**Work to complete**. Render every entry verbatim.

________________________________________

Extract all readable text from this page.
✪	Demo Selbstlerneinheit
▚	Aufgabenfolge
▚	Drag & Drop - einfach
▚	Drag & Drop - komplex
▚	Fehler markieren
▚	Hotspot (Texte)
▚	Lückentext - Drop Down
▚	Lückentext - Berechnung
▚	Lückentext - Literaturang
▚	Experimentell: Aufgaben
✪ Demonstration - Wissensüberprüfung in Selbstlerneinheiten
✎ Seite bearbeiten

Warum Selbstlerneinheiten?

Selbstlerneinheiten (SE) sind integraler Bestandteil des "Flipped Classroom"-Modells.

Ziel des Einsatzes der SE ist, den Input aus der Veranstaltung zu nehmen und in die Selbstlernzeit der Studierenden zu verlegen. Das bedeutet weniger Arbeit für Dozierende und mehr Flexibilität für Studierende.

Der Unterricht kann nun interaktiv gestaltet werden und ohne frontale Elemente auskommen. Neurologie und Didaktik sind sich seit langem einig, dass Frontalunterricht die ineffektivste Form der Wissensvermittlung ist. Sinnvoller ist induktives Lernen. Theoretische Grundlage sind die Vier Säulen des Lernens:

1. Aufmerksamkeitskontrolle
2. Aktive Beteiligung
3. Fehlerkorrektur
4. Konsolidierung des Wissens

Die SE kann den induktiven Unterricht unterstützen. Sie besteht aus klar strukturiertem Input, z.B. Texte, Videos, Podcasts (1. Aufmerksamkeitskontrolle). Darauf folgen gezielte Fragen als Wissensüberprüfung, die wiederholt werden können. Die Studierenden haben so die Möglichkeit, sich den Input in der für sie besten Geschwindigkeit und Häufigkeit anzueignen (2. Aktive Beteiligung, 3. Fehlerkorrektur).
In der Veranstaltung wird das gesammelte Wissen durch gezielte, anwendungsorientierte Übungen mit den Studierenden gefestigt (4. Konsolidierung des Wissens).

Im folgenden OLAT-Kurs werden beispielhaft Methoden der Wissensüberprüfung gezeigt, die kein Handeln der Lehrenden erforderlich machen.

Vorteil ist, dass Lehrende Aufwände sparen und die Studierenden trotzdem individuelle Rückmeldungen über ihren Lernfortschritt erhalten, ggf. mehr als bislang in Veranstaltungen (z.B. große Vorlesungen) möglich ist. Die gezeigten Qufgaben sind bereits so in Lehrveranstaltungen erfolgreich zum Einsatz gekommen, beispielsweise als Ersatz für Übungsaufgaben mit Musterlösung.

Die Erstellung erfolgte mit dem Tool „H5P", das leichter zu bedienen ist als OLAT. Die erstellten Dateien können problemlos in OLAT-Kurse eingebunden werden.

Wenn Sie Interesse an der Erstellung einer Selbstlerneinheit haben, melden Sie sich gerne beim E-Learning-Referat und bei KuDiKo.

________________________________________

**Correct result**.
Extract all readable text from this page.
✪	Demo Selbstlerneinheit
▚	Aufgabenfolge
▚	Drag & Drop - einfach
▚	Drag & Drop - komplex
▚	Fehler markieren
▚	Hotspot (Texte)
▚	Lückentext - Drop Down
▚	Lückentext - Berechnung
▚	Lückentext - Literaturang
▚	Experimentell: Aufgaben
✪ Demonstration - Wissensüberprüfung in Selbstlerneinheiten
✎ Seite bearbeiten

Warum Selbstlerneinheiten?

Selbstlerneinheiten (SE) sind integraler Bestandteil des "Flipped Classroom"-Modells.

Ziel des Einsatzes der SE ist, den Input aus der Veranstaltung zu nehmen und in die Selbstlernzeit der Studierenden zu verlegen. Das bedeutet weniger Arbeit für Dozierende und mehr Flexibilität für Studierende.

Der Unterricht kann nun interaktiv gestaltet werden und ohne frontale Elemente auskommen. Neurologie und Didaktik sind sich seit langem einig, dass Frontalunterricht die ineffektivste Form der Wissensvermittlung ist. Sinnvoller ist induktives Lernen. Theoretische Grundlage sind die Vier Säulen des Lernens:

1. Aufmerksamkeitskontrolle
2. Aktive Beteiligung
3. Fehlerkorrektur
4. Konsolidierung des Wissens

Die SE kann den induktiven Unterricht unterstützen. Sie besteht aus klar strukturiertem Input, z.B. Texte, Videos, Podcasts (1. Aufmerksamkeitskontrolle). Darauf folgen gezielte Fragen als Wissensüberprüfung, die wiederholt werden können. Die Studierenden haben so die Möglichkeit, sich den Input in der für sie besten Geschwindigkeit und Häufigkeit anzueignen (2. Aktive Beteiligung, 3. Fehlerkorrektur).
In der Veranstaltung wird das gesammelte Wissen durch gezielte, anwendungsorientierte Übungen mit den Studierenden gefestigt (4. Konsolidierung des Wissens).

Im folgenden OLAT-Kurs werden beispielhaft Methoden der Wissensüberprüfung gezeigt, die kein Handeln der Lehrenden erforderlich machen.

Vorteil ist, dass Lehrende Aufwände sparen und die Studierenden trotzdem individuelle Rückmeldungen über ihren Lernfortschritt erhalten, ggf. mehr als bislang in Veranstaltungen (z.B. große Vorlesungen) möglich ist. Die gezeigten Qufgaben sind bereits so in Lehrveranstaltungen erfolgreich zum Einsatz gekommen, beispielsweise als Ersatz für Übungsaufgaben mit Musterlösung.

Die Erstellung erfolgte mit dem Tool „H5P", das leichter zu bedienen ist als OLAT. Die erstellten Dateien können problemlos in OLAT-Kurse eingebunden werden.

Wenn Sie Interesse an der Erstellung einer Selbstlerneinheit haben, melden Sie sich gerne beim E-Learning-Referat und bei KuDiKo.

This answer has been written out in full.